- [Dataset entries]

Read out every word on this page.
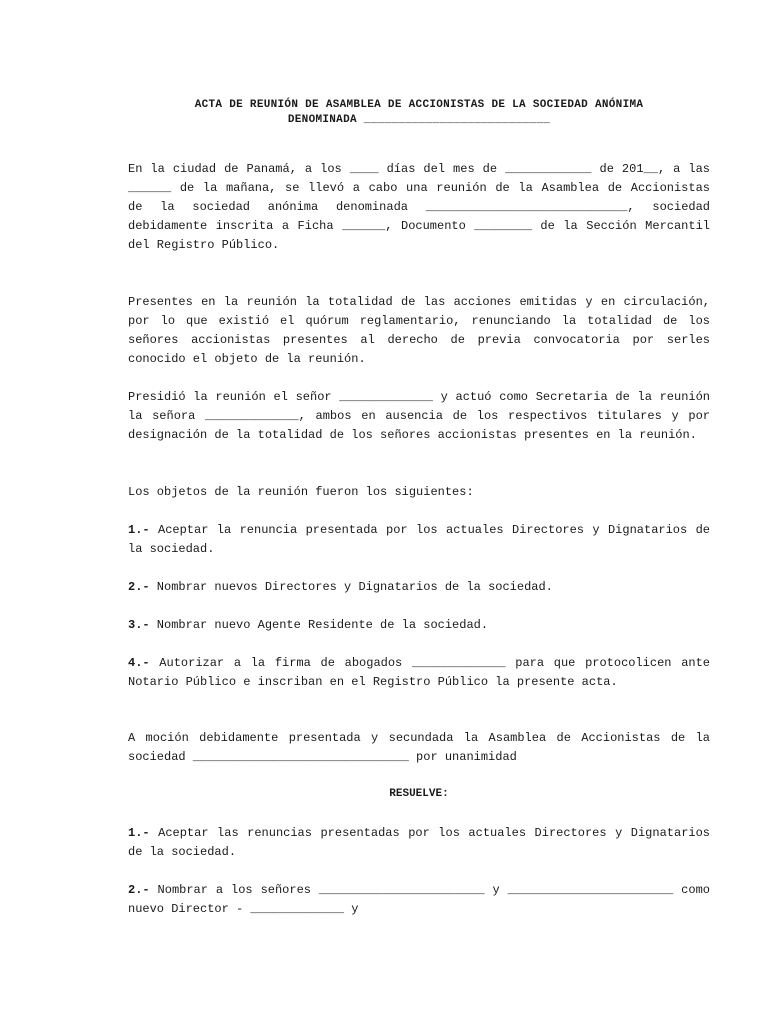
ACTA DE REUNIÓN DE ASAMBLEA DE ACCIONISTAS DE LA SOCIEDAD ANÓNIMA
DENOMINADA ___________________________

En la ciudad de Panamá, a los ____ días del mes de ____________ de 201__, a las ______ de la mañana, se llevó a cabo una reunión de la Asamblea de Accionistas de la sociedad anónima denominada ____________________________, sociedad debidamente inscrita a Ficha ______, Documento ________ de la Sección Mercantil del Registro Público.

Presentes en la reunión la totalidad de las acciones emitidas y en circulación, por lo que existió el quórum reglamentario, renunciando la totalidad de los señores accionistas presentes al derecho de previa convocatoria por serles conocido el objeto de la reunión.

Presidió la reunión el señor _____________ y actuó como Secretaria de la reunión la señora _____________, ambos en ausencia de los respectivos titulares y por designación de la totalidad de los señores accionistas presentes en la reunión.

Los objetos de la reunión fueron los siguientes:

1.- Aceptar la renuncia presentada por los actuales Directores y Dignatarios de la sociedad.

2.- Nombrar nuevos Directores y Dignatarios de la sociedad.

3.- Nombrar nuevo Agente Residente de la sociedad.

4.- Autorizar a la firma de abogados _____________ para que protocolicen ante Notario Público e inscriban en el Registro Público la presente acta.

A moción debidamente presentada y secundada la Asamblea de Accionistas de la sociedad ______________________________ por unanimidad

RESUELVE:

1.- Aceptar las renuncias presentadas por los actuales Directores y Dignatarios de la sociedad.

2.- Nombrar a los señores _______________________ y _______________________ como nuevo Director - _____________ y
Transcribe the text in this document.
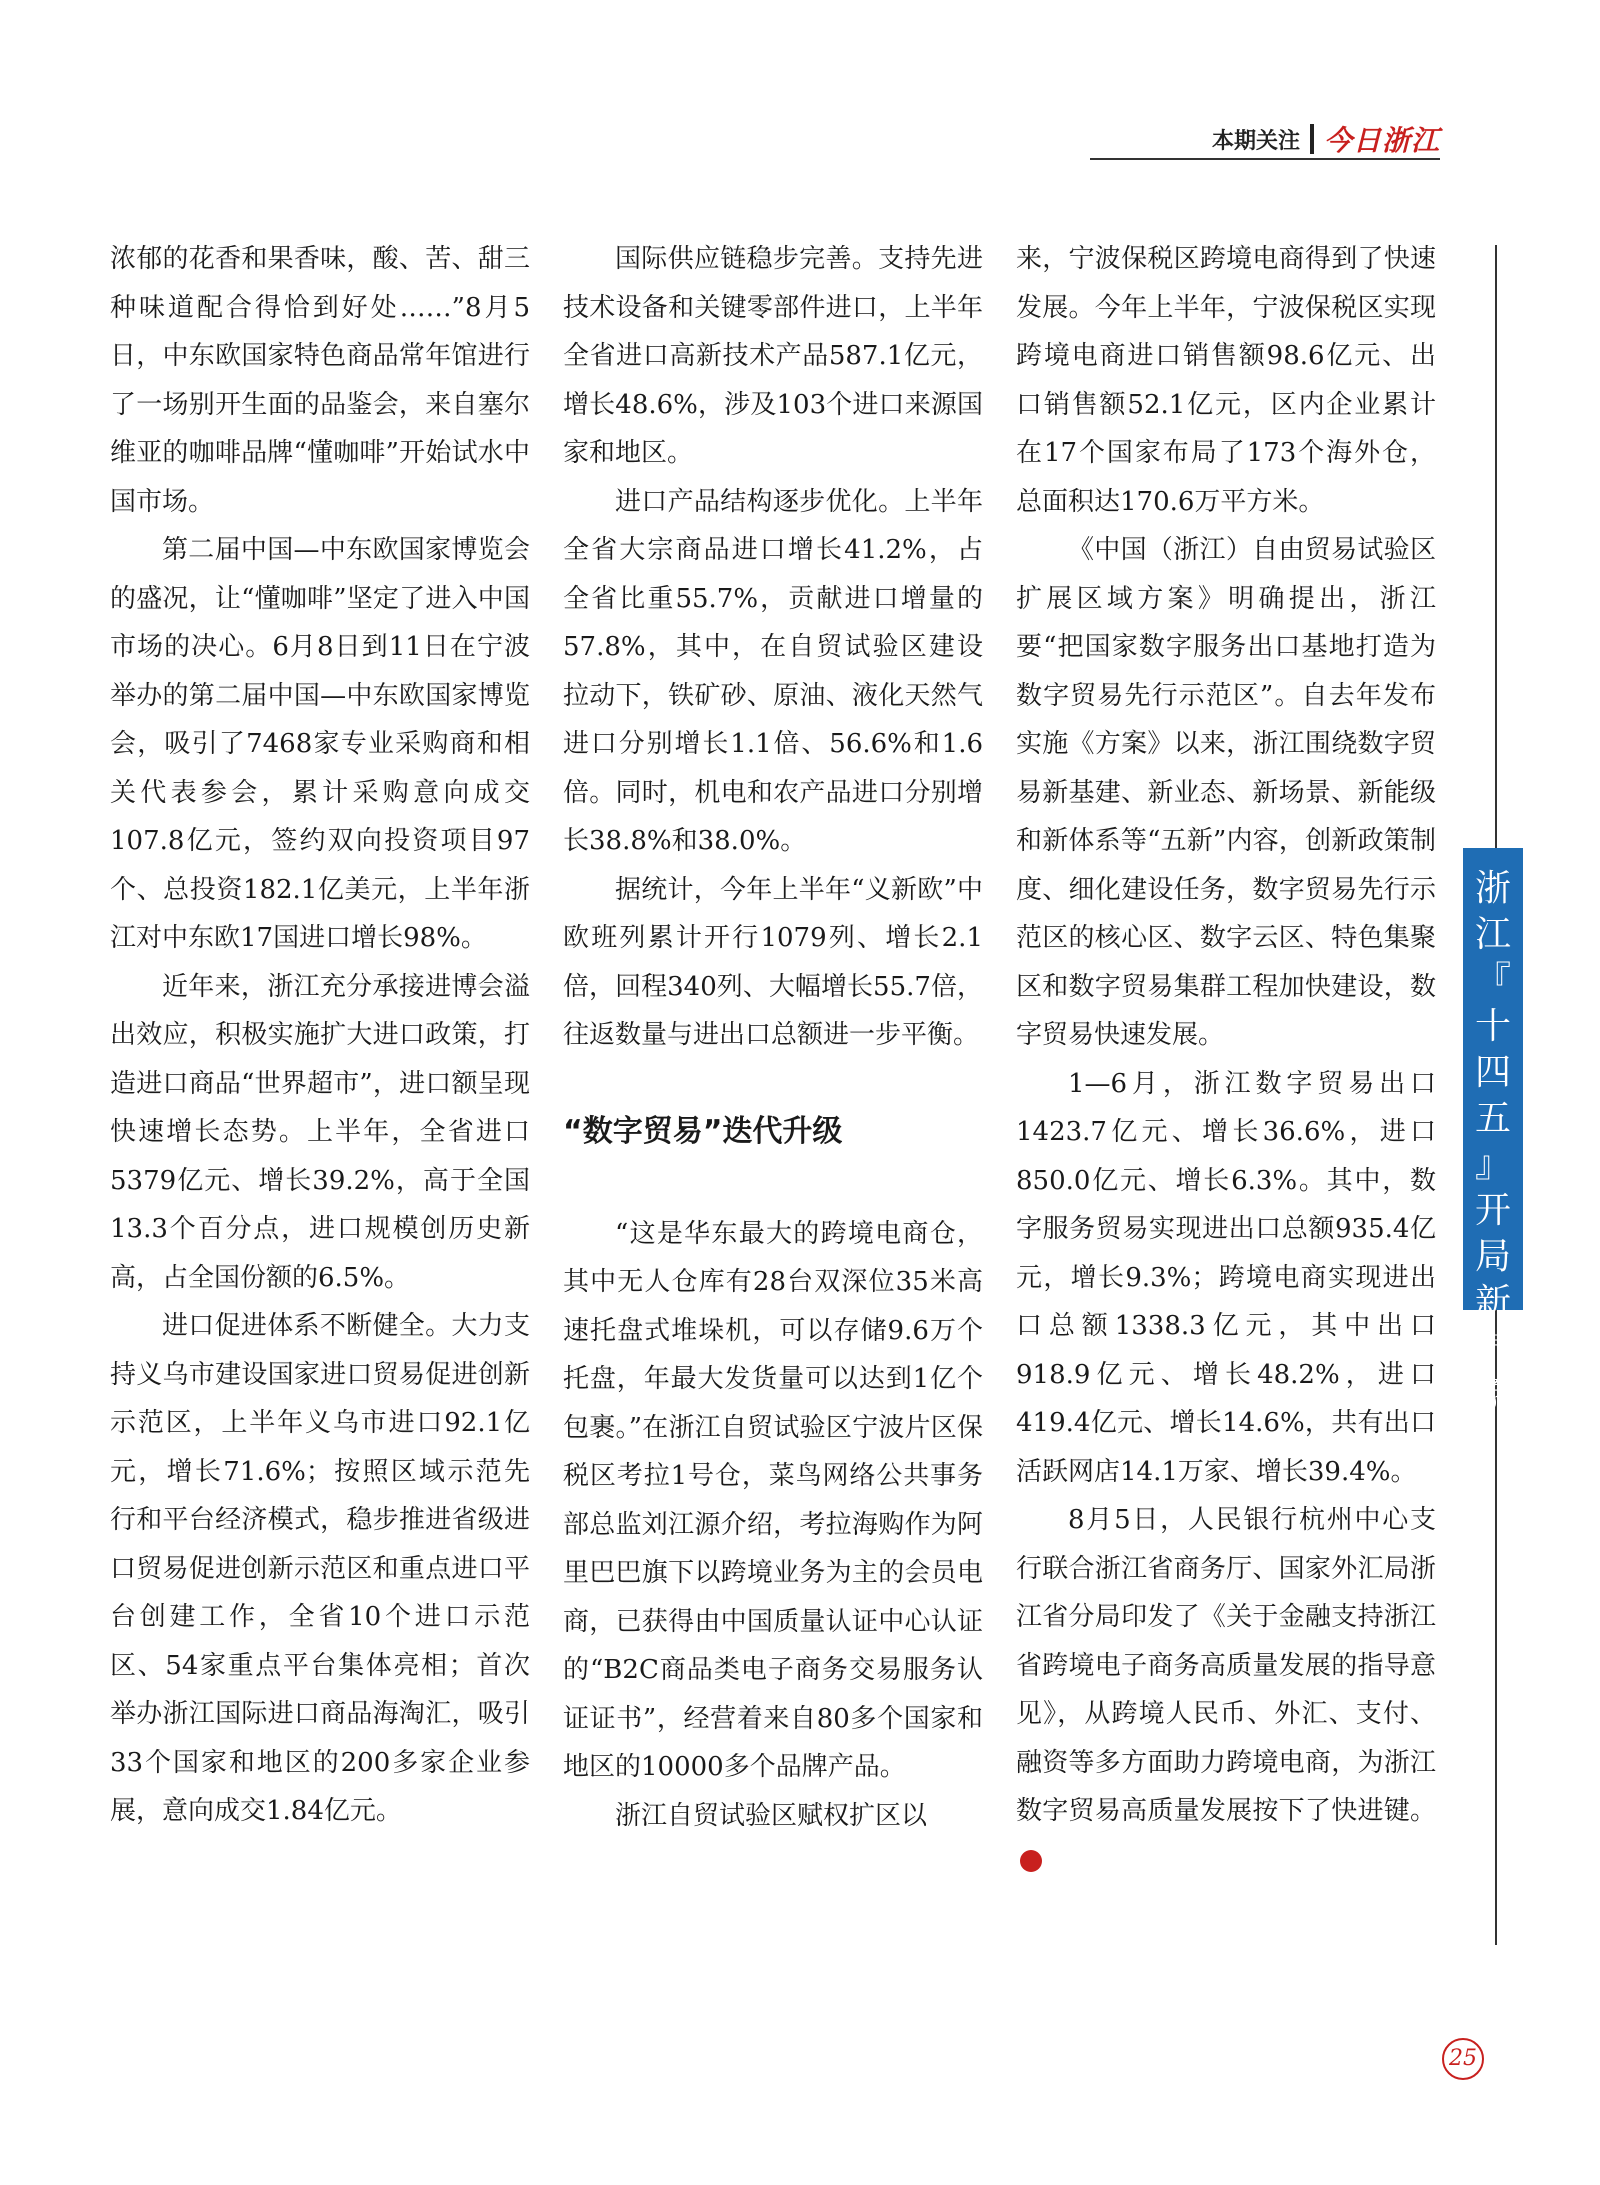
本期关注 今日浙江

浓郁的花香和果香味，酸、苦、甜三种味道配合得恰到好处……”8月5日，中东欧国家特色商品常年馆进行了一场别开生面的品鉴会，来自塞尔维亚的咖啡品牌“懂咖啡”开始试水中国市场。

第二届中国—中东欧国家博览会的盛况，让“懂咖啡”坚定了进入中国市场的决心。6月8日到11日在宁波举办的第二届中国—中东欧国家博览会，吸引了7468家专业采购商和相关代表参会，累计采购意向成交107.8亿元，签约双向投资项目97个、总投资182.1亿美元，上半年浙江对中东欧17国进口增长98%。

近年来，浙江充分承接进博会溢出效应，积极实施扩大进口政策，打造进口商品“世界超市”，进口额呈现快速增长态势。上半年，全省进口5379亿元、增长39.2%，高于全国13.3个百分点，进口规模创历史新高，占全国份额的6.5%。

进口促进体系不断健全。大力支持义乌市建设国家进口贸易促进创新示范区，上半年义乌市进口92.1亿元，增长71.6%；按照区域示范先行和平台经济模式，稳步推进省级进口贸易促进创新示范区和重点进口平台创建工作，全省10个进口示范区、54家重点平台集体亮相；首次举办浙江国际进口商品海淘汇，吸引33个国家和地区的200多家企业参展，意向成交1.84亿元。

国际供应链稳步完善。支持先进技术设备和关键零部件进口，上半年全省进口高新技术产品587.1亿元，增长48.6%，涉及103个进口来源国家和地区。

进口产品结构逐步优化。上半年全省大宗商品进口增长41.2%，占全省比重55.7%，贡献进口增量的57.8%，其中，在自贸试验区建设拉动下，铁矿砂、原油、液化天然气进口分别增长1.1倍、56.6%和1.6倍。同时，机电和农产品进口分别增长38.8%和38.0%。

据统计，今年上半年“义新欧”中欧班列累计开行1079列、增长2.1倍，回程340列、大幅增长55.7倍，往返数量与进出口总额进一步平衡。

“数字贸易”迭代升级

“这是华东最大的跨境电商仓，其中无人仓库有28台双深位35米高速托盘式堆垛机，可以存储9.6万个托盘，年最大发货量可以达到1亿个包裹。”在浙江自贸试验区宁波片区保税区考拉1号仓，菜鸟网络公共事务部总监刘江源介绍，考拉海购作为阿里巴巴旗下以跨境业务为主的会员电商，已获得由中国质量认证中心认证的“B2C商品类电子商务交易服务认证证书”，经营着来自80多个国家和地区的10000多个品牌产品。

浙江自贸试验区赋权扩区以

来，宁波保税区跨境电商得到了快速发展。今年上半年，宁波保税区实现跨境电商进口销售额98.6亿元、出口销售额52.1亿元，区内企业累计在17个国家布局了173个海外仓，总面积达170.6万平方米。

《中国（浙江）自由贸易试验区扩展区域方案》明确提出，浙江要“把国家数字服务出口基地打造为数字贸易先行示范区”。自去年发布实施《方案》以来，浙江围绕数字贸易新基建、新业态、新场景、新能级和新体系等“五新”内容，创新政策制度、细化建设任务，数字贸易先行示范区的核心区、数字云区、特色集聚区和数字贸易集群工程加快建设，数字贸易快速发展。

1—6月，浙江数字贸易出口1423.7亿元、增长36.6%，进口850.0亿元、增长6.3%。其中，数字服务贸易实现进出口总额935.4亿元，增长9.3%；跨境电商实现进出口总额1338.3亿元，其中出口918.9亿元、增长48.2%，进口419.4亿元、增长14.6%，共有出口活跃网店14.1万家、增长39.4%。

8月5日，人民银行杭州中心支行联合浙江省商务厅、国家外汇局浙江省分局印发了《关于金融支持浙江省跨境电子商务高质量发展的指导意见》，从跨境人民币、外汇、支付、融资等多方面助力跨境电商，为浙江数字贸易高质量发展按下了快进键。今

浙
江
『
十
四
五
』
开
局
新
气
象
25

- [Exercise requirements] Restate the data above word for word. Skip every picture.

- [Finished exercise]
Read out every word on this page.
ACTA DE REUNIÓN DE ASAMBLEA DE ACCIONISTAS DE LA SOCIEDAD ANÓNIMA
DENOMINADA ___________________________

En la ciudad de Panamá, a los ____ días del mes de ____________ de 201__, a las ______ de la mañana, se llevó a cabo una reunión de la Asamblea de Accionistas de la sociedad anónima denominada ____________________________, sociedad debidamente inscrita a Ficha ______, Documento ________ de la Sección Mercantil del Registro Público.

Presentes en la reunión la totalidad de las acciones emitidas y en circulación, por lo que existió el quórum reglamentario, renunciando la totalidad de los señores accionistas presentes al derecho de previa convocatoria por serles conocido el objeto de la reunión.

Presidió la reunión el señor _____________ y actuó como Secretaria de la reunión la señora _____________, ambos en ausencia de los respectivos titulares y por designación de la totalidad de los señores accionistas presentes en la reunión.

Los objetos de la reunión fueron los siguientes:

1.- Aceptar la renuncia presentada por los actuales Directores y Dignatarios de la sociedad.

2.- Nombrar nuevos Directores y Dignatarios de la sociedad.

3.- Nombrar nuevo Agente Residente de la sociedad.

4.- Autorizar a la firma de abogados _____________ para que protocolicen ante Notario Público e inscriban en el Registro Público la presente acta.

A moción debidamente presentada y secundada la Asamblea de Accionistas de la sociedad ______________________________ por unanimidad

RESUELVE:

1.- Aceptar las renuncias presentadas por los actuales Directores y Dignatarios de la sociedad.

2.- Nombrar a los señores _______________________ y _______________________ como nuevo Director - _____________ y
Transcribe the text in this document.
本期关注 今日浙江

浓郁的花香和果香味，酸、苦、甜三种味道配合得恰到好处……”8月5日，中东欧国家特色商品常年馆进行了一场别开生面的品鉴会，来自塞尔维亚的咖啡品牌“懂咖啡”开始试水中国市场。

第二届中国—中东欧国家博览会的盛况，让“懂咖啡”坚定了进入中国市场的决心。6月8日到11日在宁波举办的第二届中国—中东欧国家博览会，吸引了7468家专业采购商和相关代表参会，累计采购意向成交107.8亿元，签约双向投资项目97个、总投资182.1亿美元，上半年浙江对中东欧17国进口增长98%。

近年来，浙江充分承接进博会溢出效应，积极实施扩大进口政策，打造进口商品“世界超市”，进口额呈现快速增长态势。上半年，全省进口5379亿元、增长39.2%，高于全国13.3个百分点，进口规模创历史新高，占全国份额的6.5%。

进口促进体系不断健全。大力支持义乌市建设国家进口贸易促进创新示范区，上半年义乌市进口92.1亿元，增长71.6%；按照区域示范先行和平台经济模式，稳步推进省级进口贸易促进创新示范区和重点进口平台创建工作，全省10个进口示范区、54家重点平台集体亮相；首次举办浙江国际进口商品海淘汇，吸引33个国家和地区的200多家企业参展，意向成交1.84亿元。

国际供应链稳步完善。支持先进技术设备和关键零部件进口，上半年全省进口高新技术产品587.1亿元，增长48.6%，涉及103个进口来源国家和地区。

进口产品结构逐步优化。上半年全省大宗商品进口增长41.2%，占全省比重55.7%，贡献进口增量的57.8%，其中，在自贸试验区建设拉动下，铁矿砂、原油、液化天然气进口分别增长1.1倍、56.6%和1.6倍。同时，机电和农产品进口分别增长38.8%和38.0%。

据统计，今年上半年“义新欧”中欧班列累计开行1079列、增长2.1倍，回程340列、大幅增长55.7倍，往返数量与进出口总额进一步平衡。

“数字贸易”迭代升级

“这是华东最大的跨境电商仓，其中无人仓库有28台双深位35米高速托盘式堆垛机，可以存储9.6万个托盘，年最大发货量可以达到1亿个包裹。”在浙江自贸试验区宁波片区保税区考拉1号仓，菜鸟网络公共事务部总监刘江源介绍，考拉海购作为阿里巴巴旗下以跨境业务为主的会员电商，已获得由中国质量认证中心认证的“B2C商品类电子商务交易服务认证证书”，经营着来自80多个国家和地区的10000多个品牌产品。

浙江自贸试验区赋权扩区以

来，宁波保税区跨境电商得到了快速发展。今年上半年，宁波保税区实现跨境电商进口销售额98.6亿元、出口销售额52.1亿元，区内企业累计在17个国家布局了173个海外仓，总面积达170.6万平方米。

《中国（浙江）自由贸易试验区扩展区域方案》明确提出，浙江要“把国家数字服务出口基地打造为数字贸易先行示范区”。自去年发布实施《方案》以来，浙江围绕数字贸易新基建、新业态、新场景、新能级和新体系等“五新”内容，创新政策制度、细化建设任务，数字贸易先行示范区的核心区、数字云区、特色集聚区和数字贸易集群工程加快建设，数字贸易快速发展。

1—6月，浙江数字贸易出口1423.7亿元、增长36.6%，进口850.0亿元、增长6.3%。其中，数字服务贸易实现进出口总额935.4亿元，增长9.3%；跨境电商实现进出口总额1338.3亿元，其中出口918.9亿元、增长48.2%，进口419.4亿元、增长14.6%，共有出口活跃网店14.1万家、增长39.4%。

8月5日，人民银行杭州中心支行联合浙江省商务厅、国家外汇局浙江省分局印发了《关于金融支持浙江省跨境电子商务高质量发展的指导意见》，从跨境人民币、外汇、支付、融资等多方面助力跨境电商，为浙江数字贸易高质量发展按下了快进键。今

浙
江
『
十
四
五
』
开
局
新
气
象
25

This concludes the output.